▶ **Activities**
(A) According to the conductive education text, why is group work considered an essential part of CE? Answer in one to three sentences.
(B) Write the next part of the conductive education text, picking up after its final sentence.
BEGIN Excerpted text
Parkinsons NICE Charity.

Source: conductive-education.org.uk

A medical model will assume that the patient wants to learn; little consideration will be given to methods of establishing this ‘want’. Equally lack of motivation, depression and loss in confidence and self-esteem are frequent consequences of neurological conditions. If we consider that the overarching aim of all rehabilitation is to improve quality of life then we must take into account the individual as a learner and work in parallel with the psychological and physiological impact on day-to-day life. It is now recognised that quality of life does not only depend on severity of disability but also on psychological well-being.

CE therefore integrates medical knowledge with educational methods, enabling the person with the condition to learn HOW to regain control over their movements. This in turn increases confidence, self esteem and provides problem-solving skills for daily activities.

Format of a CE session

For adults the session usually lasts for 1.5 – 2 hours. During this time the individual will work as a part of a small group of people with the same condition. Group work is seen as an essential part of CE philosophy as it offers an opportunity for individuals to share solutions to problems. It also provides the medium for a positive learning environment. The conductor will work to ensure that all members of the group experience success, face challenges and learn new skills within the comfort of an environment which rewards effort and not just results.

During the session the group will carry out movement-based tasks in a lying, sitting and standing position. The task series are designed to include all movements of the body and include condition specific elements as required e.g. for people with Parkinson’s work on writing and facial expression will be included; for people with multiple sclerosis breathing tasks to help with emptying the bladder and eye tasks may be included.

The tasks

Stroke NICE Charity.

Source: conductive-education.org.uk

Tasks are seen as movements which need to be learnt. The conductor will assist the person in learning how to correct the movement. The conductor’s role is to guide the person towards a solution rather than performing the task for them. This requires very careful use of facilitation as the individual must feel a part of the learning process. CE works along the lines of an apprenticeship between the conductor and the person with the condition. The starting point being what the person and the conductor can achieve together e.g. standing up. Gradually the conductor will then pass over skills to the person, enabling the person to learn how to stand up alone. As with any apprenticeship the conductor must retain the trust and confidence of the person. The transference of skills should be a positive process; not one of failure but one of success. It is however the transference of skills which is the most important. Each person attending must experience success and see development otherwise they will quickly become demotivated and feel that they cannot improve further.
END Excerpted text
BEGIN Data extract
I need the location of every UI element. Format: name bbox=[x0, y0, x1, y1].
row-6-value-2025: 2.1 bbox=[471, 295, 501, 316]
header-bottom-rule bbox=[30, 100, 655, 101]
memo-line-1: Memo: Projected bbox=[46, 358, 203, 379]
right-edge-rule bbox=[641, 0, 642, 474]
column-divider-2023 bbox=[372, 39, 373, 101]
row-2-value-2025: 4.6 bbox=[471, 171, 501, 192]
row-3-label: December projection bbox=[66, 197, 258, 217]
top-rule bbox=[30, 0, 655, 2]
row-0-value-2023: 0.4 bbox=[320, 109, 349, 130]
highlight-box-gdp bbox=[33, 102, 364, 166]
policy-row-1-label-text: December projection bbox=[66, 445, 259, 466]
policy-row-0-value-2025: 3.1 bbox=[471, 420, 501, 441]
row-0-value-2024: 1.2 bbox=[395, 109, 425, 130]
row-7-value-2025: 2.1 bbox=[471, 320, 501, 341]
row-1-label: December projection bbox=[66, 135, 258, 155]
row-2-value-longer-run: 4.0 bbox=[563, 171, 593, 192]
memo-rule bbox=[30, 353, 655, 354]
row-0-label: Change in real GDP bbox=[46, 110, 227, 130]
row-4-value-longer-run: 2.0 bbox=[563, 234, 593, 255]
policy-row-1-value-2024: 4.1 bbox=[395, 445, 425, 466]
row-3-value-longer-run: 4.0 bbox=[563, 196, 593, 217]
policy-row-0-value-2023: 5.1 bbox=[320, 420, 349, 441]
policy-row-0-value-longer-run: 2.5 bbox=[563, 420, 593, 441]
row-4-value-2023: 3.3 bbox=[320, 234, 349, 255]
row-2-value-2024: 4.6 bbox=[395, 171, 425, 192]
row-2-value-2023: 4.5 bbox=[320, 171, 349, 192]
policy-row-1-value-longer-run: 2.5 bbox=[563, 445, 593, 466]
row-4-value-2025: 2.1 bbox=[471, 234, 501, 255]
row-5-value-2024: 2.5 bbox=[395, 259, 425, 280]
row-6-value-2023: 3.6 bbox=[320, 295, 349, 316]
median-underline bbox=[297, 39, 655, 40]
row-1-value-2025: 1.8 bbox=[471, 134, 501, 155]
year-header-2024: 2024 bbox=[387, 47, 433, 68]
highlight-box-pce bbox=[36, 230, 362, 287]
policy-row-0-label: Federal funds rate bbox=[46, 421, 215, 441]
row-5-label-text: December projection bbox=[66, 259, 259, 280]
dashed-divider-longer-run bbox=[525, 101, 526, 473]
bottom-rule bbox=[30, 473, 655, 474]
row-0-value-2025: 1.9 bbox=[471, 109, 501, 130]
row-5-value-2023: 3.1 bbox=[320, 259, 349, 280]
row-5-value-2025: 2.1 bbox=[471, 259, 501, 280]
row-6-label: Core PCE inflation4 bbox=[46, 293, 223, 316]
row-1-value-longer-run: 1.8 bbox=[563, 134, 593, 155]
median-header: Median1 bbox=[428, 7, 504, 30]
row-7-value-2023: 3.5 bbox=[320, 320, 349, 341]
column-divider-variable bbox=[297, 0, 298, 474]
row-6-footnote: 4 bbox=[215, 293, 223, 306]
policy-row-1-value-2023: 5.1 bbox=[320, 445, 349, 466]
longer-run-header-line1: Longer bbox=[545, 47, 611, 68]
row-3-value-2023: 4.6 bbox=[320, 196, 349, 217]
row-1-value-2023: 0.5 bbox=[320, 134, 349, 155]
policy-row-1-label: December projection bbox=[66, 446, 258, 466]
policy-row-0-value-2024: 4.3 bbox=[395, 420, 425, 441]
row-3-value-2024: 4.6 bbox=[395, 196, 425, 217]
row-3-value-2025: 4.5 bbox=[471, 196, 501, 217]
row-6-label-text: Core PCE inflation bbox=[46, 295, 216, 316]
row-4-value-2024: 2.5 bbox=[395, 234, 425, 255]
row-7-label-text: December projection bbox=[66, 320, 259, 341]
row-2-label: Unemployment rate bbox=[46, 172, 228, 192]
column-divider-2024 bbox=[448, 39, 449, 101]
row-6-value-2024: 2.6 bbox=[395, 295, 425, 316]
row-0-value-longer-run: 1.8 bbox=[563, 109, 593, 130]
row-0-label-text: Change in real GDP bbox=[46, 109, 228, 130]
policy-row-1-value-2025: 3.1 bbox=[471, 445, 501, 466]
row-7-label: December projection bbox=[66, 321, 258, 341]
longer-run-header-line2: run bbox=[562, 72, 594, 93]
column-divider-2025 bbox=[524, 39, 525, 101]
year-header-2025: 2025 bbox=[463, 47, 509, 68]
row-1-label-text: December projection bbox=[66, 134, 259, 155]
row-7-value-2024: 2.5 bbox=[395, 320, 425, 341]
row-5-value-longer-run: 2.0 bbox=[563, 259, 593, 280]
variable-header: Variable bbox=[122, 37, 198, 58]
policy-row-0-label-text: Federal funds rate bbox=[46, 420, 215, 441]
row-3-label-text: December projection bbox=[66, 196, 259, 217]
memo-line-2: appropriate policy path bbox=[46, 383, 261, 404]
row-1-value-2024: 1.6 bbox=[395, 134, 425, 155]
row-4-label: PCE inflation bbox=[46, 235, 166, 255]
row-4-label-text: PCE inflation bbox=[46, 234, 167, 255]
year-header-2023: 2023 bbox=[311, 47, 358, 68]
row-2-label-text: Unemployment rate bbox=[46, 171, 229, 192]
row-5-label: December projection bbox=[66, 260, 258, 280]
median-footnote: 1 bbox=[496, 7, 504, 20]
END Data extract
▶ **Expected responses**
(A) Group work gives individuals a chance to share solutions to problems. It also provides the medium for a positive learning environment.

(B)
The conductor draws very heavily on teaching methods to achieve success. Tasks may be adapted for an individual; help will be changed as necessary and the skills the person has are promoted rather than focussing on the skills they have lost.     

The use of rhythm

CE links speech, thought and movement together. In practice this means that the conductor will say the task which will be performed e.g. I lift my right arm up; the group will then repeat this and then will carry out the movement using a count of one to five. By doing this the conductor is able to help the person focus on the movement they are carrying out and also provide an optimal time scale in which to complete it, thus teaching the person how to overcome the symptoms and carry out the movement more successfully. The use of speech helps the person to internalise the movement and use this outside of the CE session. E.g. when at home the person will frequently say the movement to themselves and carry it out using the count they have learnt. It is very important that carers and family members are also taught how to use these strategies in order to help the application of skills into all aspects of daily life.


Dr Melanie R Brown is CEO & Senior Conductor at the National Institute of Conductive Education, Birmingham, UK.